[Stored data]
++++++++

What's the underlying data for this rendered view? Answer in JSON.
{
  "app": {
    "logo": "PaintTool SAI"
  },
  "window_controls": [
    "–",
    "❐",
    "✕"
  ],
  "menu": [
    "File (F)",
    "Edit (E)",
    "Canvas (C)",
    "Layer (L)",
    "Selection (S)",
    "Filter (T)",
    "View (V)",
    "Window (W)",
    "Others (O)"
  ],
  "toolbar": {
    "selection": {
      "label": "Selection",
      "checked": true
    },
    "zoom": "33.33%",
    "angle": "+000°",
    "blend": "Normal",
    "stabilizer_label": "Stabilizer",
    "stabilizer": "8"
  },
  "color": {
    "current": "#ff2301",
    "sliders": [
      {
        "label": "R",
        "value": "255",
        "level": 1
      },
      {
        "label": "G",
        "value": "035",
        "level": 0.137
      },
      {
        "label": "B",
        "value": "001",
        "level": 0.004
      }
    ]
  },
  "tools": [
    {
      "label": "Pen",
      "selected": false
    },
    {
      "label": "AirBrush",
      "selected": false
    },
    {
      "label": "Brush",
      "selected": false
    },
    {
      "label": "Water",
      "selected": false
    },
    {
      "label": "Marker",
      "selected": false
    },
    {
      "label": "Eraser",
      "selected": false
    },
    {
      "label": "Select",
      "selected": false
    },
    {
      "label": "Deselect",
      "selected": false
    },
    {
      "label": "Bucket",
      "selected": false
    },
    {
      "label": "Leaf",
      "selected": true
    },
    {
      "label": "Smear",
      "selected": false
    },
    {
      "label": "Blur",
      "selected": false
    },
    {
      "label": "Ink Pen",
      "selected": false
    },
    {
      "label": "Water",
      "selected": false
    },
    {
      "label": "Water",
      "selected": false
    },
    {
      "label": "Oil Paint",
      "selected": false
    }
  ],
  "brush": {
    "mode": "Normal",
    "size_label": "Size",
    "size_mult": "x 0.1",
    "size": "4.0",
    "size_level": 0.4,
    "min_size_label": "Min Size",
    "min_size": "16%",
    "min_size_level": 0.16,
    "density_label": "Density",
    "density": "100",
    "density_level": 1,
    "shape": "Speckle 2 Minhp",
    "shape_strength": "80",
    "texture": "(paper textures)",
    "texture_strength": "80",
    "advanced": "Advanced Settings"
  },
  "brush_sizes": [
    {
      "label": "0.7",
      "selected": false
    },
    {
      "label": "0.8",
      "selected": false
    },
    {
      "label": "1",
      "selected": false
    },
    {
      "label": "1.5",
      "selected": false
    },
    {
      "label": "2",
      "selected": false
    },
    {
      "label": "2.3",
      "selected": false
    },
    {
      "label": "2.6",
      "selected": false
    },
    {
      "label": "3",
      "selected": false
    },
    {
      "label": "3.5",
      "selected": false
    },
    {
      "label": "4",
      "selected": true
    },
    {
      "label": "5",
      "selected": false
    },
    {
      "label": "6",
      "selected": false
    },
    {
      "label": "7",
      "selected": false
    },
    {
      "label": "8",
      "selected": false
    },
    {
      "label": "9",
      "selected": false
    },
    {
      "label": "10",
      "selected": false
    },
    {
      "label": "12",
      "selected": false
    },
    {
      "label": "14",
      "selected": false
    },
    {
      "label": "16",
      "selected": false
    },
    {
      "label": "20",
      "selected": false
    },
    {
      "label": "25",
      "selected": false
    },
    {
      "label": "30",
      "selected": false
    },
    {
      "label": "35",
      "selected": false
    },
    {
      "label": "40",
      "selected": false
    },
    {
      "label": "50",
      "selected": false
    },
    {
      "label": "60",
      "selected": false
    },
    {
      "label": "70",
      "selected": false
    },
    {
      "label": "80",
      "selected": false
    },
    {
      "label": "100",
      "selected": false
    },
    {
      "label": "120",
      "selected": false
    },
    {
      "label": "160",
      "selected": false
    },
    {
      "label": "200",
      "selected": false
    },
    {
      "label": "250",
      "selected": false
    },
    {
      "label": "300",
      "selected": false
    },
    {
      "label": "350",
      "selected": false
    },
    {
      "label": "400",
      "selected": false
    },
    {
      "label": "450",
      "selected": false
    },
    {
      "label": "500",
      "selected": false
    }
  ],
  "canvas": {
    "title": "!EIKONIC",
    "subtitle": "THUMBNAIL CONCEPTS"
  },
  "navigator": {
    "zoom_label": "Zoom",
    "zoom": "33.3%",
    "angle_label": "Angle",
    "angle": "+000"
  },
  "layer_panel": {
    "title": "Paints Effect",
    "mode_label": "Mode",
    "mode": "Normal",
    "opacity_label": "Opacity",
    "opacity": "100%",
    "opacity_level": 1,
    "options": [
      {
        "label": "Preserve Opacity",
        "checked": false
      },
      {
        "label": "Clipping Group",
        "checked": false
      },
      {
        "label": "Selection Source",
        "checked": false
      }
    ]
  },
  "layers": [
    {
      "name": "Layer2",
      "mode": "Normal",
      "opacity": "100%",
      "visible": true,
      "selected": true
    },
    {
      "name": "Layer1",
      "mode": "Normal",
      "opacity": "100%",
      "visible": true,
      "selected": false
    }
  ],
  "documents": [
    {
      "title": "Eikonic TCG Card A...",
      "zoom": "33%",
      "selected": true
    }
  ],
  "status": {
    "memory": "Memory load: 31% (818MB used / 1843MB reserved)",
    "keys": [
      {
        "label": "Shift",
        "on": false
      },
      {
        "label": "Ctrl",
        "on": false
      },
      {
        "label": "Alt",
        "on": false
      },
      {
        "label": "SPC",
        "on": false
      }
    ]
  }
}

++++++++

(Description of the task): Print all the data exactly.

(Task result):
What's the underlying data for this rendered view? Answer in JSON.
{
  "app": {
    "logo": "PaintTool SAI"
  },
  "window_controls": [
    "–",
    "❐",
    "✕"
  ],
  "menu": [
    "File (F)",
    "Edit (E)",
    "Canvas (C)",
    "Layer (L)",
    "Selection (S)",
    "Filter (T)",
    "View (V)",
    "Window (W)",
    "Others (O)"
  ],
  "toolbar": {
    "selection": {
      "label": "Selection",
      "checked": true
    },
    "zoom": "33.33%",
    "angle": "+000°",
    "blend": "Normal",
    "stabilizer_label": "Stabilizer",
    "stabilizer": "8"
  },
  "color": {
    "current": "#ff2301",
    "sliders": [
      {
        "label": "R",
        "value": "255",
        "level": 1
      },
      {
        "label": "G",
        "value": "035",
        "level": 0.137
      },
      {
        "label": "B",
        "value": "001",
        "level": 0.004
      }
    ]
  },
  "tools": [
    {
      "label": "Pen",
      "selected": false
    },
    {
      "label": "AirBrush",
      "selected": false
    },
    {
      "label": "Brush",
      "selected": false
    },
    {
      "label": "Water",
      "selected": false
    },
    {
      "label": "Marker",
      "selected": false
    },
    {
      "label": "Eraser",
      "selected": false
    },
    {
      "label": "Select",
      "selected": false
    },
    {
      "label": "Deselect",
      "selected": false
    },
    {
      "label": "Bucket",
      "selected": false
    },
    {
      "label": "Leaf",
      "selected": true
    },
    {
      "label": "Smear",
      "selected": false
    },
    {
      "label": "Blur",
      "selected": false
    },
    {
      "label": "Ink Pen",
      "selected": false
    },
    {
      "label": "Water",
      "selected": false
    },
    {
      "label": "Water",
      "selected": false
    },
    {
      "label": "Oil Paint",
      "selected": false
    }
  ],
  "brush": {
    "mode": "Normal",
    "size_label": "Size",
    "size_mult": "x 0.1",
    "size": "4.0",
    "size_level": 0.4,
    "min_size_label": "Min Size",
    "min_size": "16%",
    "min_size_level": 0.16,
    "density_label": "Density",
    "density": "100",
    "density_level": 1,
    "shape": "Speckle 2 Minhp",
    "shape_strength": "80",
    "texture": "(paper textures)",
    "texture_strength": "80",
    "advanced": "Advanced Settings"
  },
  "brush_sizes": [
    {
      "label": "0.7",
      "selected": false
    },
    {
      "label": "0.8",
      "selected": false
    },
    {
      "label": "1",
      "selected": false
    },
    {
      "label": "1.5",
      "selected": false
    },
    {
      "label": "2",
      "selected": false
    },
    {
      "label": "2.3",
      "selected": false
    },
    {
      "label": "2.6",
      "selected": false
    },
    {
      "label": "3",
      "selected": false
    },
    {
      "label": "3.5",
      "selected": false
    },
    {
      "label": "4",
      "selected": true
    },
    {
      "label": "5",
      "selected": false
    },
    {
      "label": "6",
      "selected": false
    },
    {
      "label": "7",
      "selected": false
    },
    {
      "label": "8",
      "selected": false
    },
    {
      "label": "9",
      "selected": false
    },
    {
      "label": "10",
      "selected": false
    },
    {
      "label": "12",
      "selected": false
    },
    {
      "label": "14",
      "selected": false
    },
    {
      "label": "16",
      "selected": false
    },
    {
      "label": "20",
      "selected": false
    },
    {
      "label": "25",
      "selected": false
    },
    {
      "label": "30",
      "selected": false
    },
    {
      "label": "35",
      "selected": false
    },
    {
      "label": "40",
      "selected": false
    },
    {
      "label": "50",
      "selected": false
    },
    {
      "label": "60",
      "selected": false
    },
    {
      "label": "70",
      "selected": false
    },
    {
      "label": "80",
      "selected": false
    },
    {
      "label": "100",
      "selected": false
    },
    {
      "label": "120",
      "selected": false
    },
    {
      "label": "160",
      "selected": false
    },
    {
      "label": "200",
      "selected": false
    },
    {
      "label": "250",
      "selected": false
    },
    {
      "label": "300",
      "selected": false
    },
    {
      "label": "350",
      "selected": false
    },
    {
      "label": "400",
      "selected": false
    },
    {
      "label": "450",
      "selected": false
    },
    {
      "label": "500",
      "selected": false
    }
  ],
  "canvas": {
    "title": "!EIKONIC",
    "subtitle": "THUMBNAIL CONCEPTS"
  },
  "navigator": {
    "zoom_label": "Zoom",
    "zoom": "33.3%",
    "angle_label": "Angle",
    "angle": "+000"
  },
  "layer_panel": {
    "title": "Paints Effect",
    "mode_label": "Mode",
    "mode": "Normal",
    "opacity_label": "Opacity",
    "opacity": "100%",
    "opacity_level": 1,
    "options": [
      {
        "label": "Preserve Opacity",
        "checked": false
      },
      {
        "label": "Clipping Group",
        "checked": false
      },
      {
        "label": "Selection Source",
        "checked": false
      }
    ]
  },
  "layers": [
    {
      "name": "Layer2",
      "mode": "Normal",
      "opacity": "100%",
      "visible": true,
      "selected": true
    },
    {
      "name": "Layer1",
      "mode": "Normal",
      "opacity": "100%",
      "visible": true,
      "selected": false
    }
  ],
  "documents": [
    {
      "title": "Eikonic TCG Card A...",
      "zoom": "33%",
      "selected": true
    }
  ],
  "status": {
    "memory": "Memory load: 31% (818MB used / 1843MB reserved)",
    "keys": [
      {
        "label": "Shift",
        "on": false
      },
      {
        "label": "Ctrl",
        "on": false
      },
      {
        "label": "Alt",
        "on": false
      },
      {
        "label": "SPC",
        "on": false
      }
    ]
  }
}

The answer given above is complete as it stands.